### What you should do
Return every line of the entries below that contains the string "餘生漫漫", matching case exactly.

### Information given
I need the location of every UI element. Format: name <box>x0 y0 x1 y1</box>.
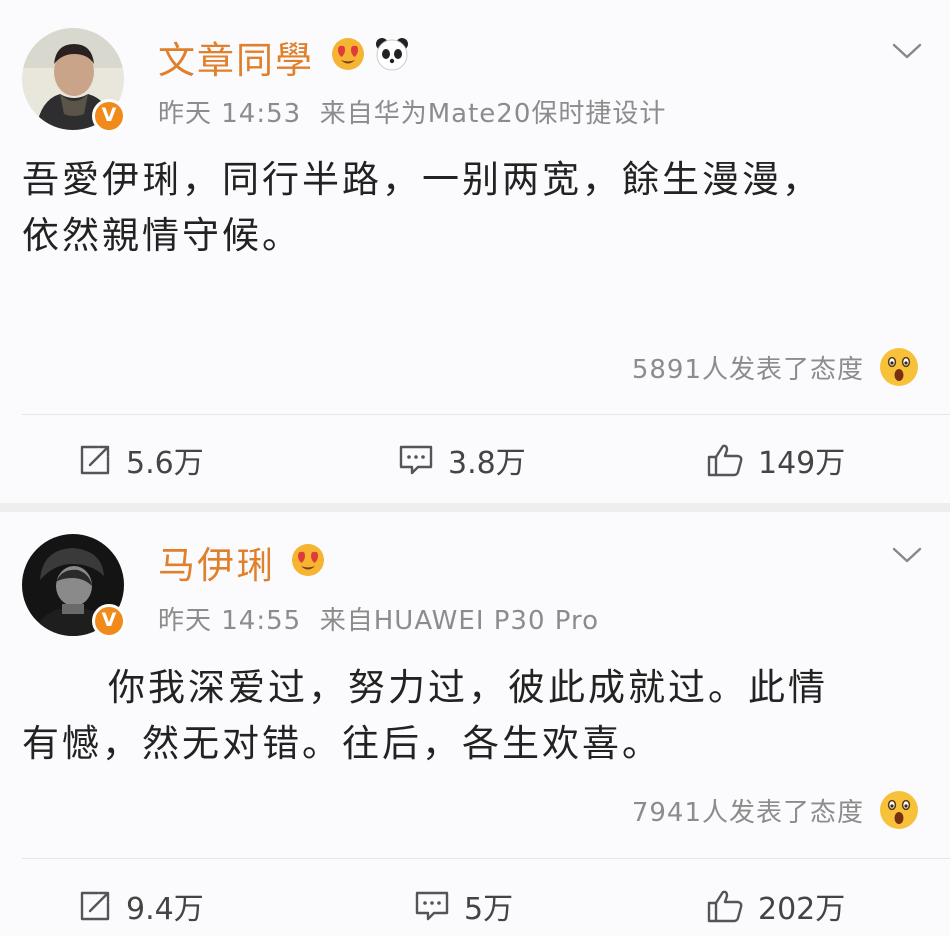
post-meta: 昨天 14:53 来自华为Mate20保时捷设计 <box>158 93 666 130</box>
chevron-down-icon[interactable] <box>892 42 922 60</box>
divider <box>22 414 950 415</box>
like-count: 202万 <box>758 892 846 927</box>
repost-button[interactable]: 9.4万 <box>78 876 204 936</box>
thumbs-up-icon <box>707 890 743 923</box>
post-content: 吾愛伊琍，同行半路，一别两宽，餘生漫漫， 依然親情守候。 <box>22 152 922 264</box>
post-source[interactable]: 来自华为Mate20保时捷设计 <box>320 99 667 129</box>
surprised-face-icon[interactable] <box>878 346 920 388</box>
like-button[interactable]: 149万 <box>706 430 845 490</box>
reaction-summary[interactable]: 5891人发表了态度 <box>632 345 920 389</box>
repost-icon <box>80 891 110 921</box>
repost-button[interactable]: 5.6万 <box>78 430 204 490</box>
content-line: 你我深爱过，努力过，彼此成就过。此情 <box>108 666 828 709</box>
like-button[interactable]: 202万 <box>706 876 845 936</box>
post-content: 你我深爱过，努力过，彼此成就过。此情 有憾，然无对错。往后，各生欢喜。 <box>22 660 922 772</box>
panda-emoji-icon <box>376 38 408 71</box>
action-bar: 5.6万 3.8万 149万 <box>0 430 950 490</box>
repost-count: 5.6万 <box>126 446 204 481</box>
action-bar: 9.4万 5万 202万 <box>0 876 950 936</box>
reaction-summary[interactable]: 7941人发表了态度 <box>632 788 920 832</box>
chevron-down-icon[interactable] <box>892 546 922 564</box>
post-source[interactable]: 来自HUAWEI P30 Pro <box>320 606 599 636</box>
heart-eyes-emoji-icon <box>292 544 324 576</box>
reaction-text[interactable]: 5891人发表了态度 <box>632 349 864 386</box>
repost-icon <box>80 445 110 475</box>
weibo-feed: V 文章同學 昨天 14:53 来自华为Mate20保时捷设计 吾愛伊琍，同行半 <box>0 0 950 936</box>
post-meta: 昨天 14:55 来自HUAWEI P30 Pro <box>158 600 599 637</box>
repost-count: 9.4万 <box>126 892 204 927</box>
reaction-text[interactable]: 7941人发表了态度 <box>632 792 864 829</box>
post-card: V 文章同學 昨天 14:53 来自华为Mate20保时捷设计 吾愛伊琍，同行半 <box>0 0 950 503</box>
post-time: 昨天 14:55 <box>158 606 302 636</box>
comment-button[interactable]: 3.8万 <box>398 430 526 490</box>
post-time: 昨天 14:53 <box>158 99 302 129</box>
verified-v-badge-icon: V <box>92 604 126 638</box>
username-text[interactable]: 文章同學 <box>158 39 314 82</box>
username[interactable]: 文章同學 <box>158 30 314 84</box>
content-line: 吾愛伊琍，同行半路，一别两宽，餘生漫漫， <box>22 158 822 201</box>
post-card: V 马伊琍 昨天 14:55 来自HUAWEI P30 Pro 你我深爱过，努力… <box>0 512 950 936</box>
heart-eyes-emoji-icon <box>332 38 364 70</box>
thumbs-up-icon <box>707 444 743 477</box>
username-text[interactable]: 马伊琍 <box>158 544 275 587</box>
content-line: 依然親情守候。 <box>22 214 302 257</box>
like-count: 149万 <box>758 446 846 481</box>
verified-v-badge-icon: V <box>92 99 126 133</box>
comment-icon <box>399 445 433 475</box>
comment-icon <box>415 891 449 921</box>
surprised-face-icon[interactable] <box>878 789 920 831</box>
comment-count: 5万 <box>464 892 514 927</box>
comment-button[interactable]: 5万 <box>414 876 513 936</box>
divider <box>22 858 950 859</box>
content-line: 有憾，然无对错。往后，各生欢喜。 <box>22 722 662 765</box>
comment-count: 3.8万 <box>448 446 526 481</box>
username[interactable]: 马伊琍 <box>158 535 275 589</box>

### Task output
post-content: 吾愛伊琍，同行半路，一别两宽，餘生漫漫， 依然親情守候。 <box>22 152 922 264</box>
content-line: 吾愛伊琍，同行半路，一别两宽，餘生漫漫， <box>22 158 822 201</box>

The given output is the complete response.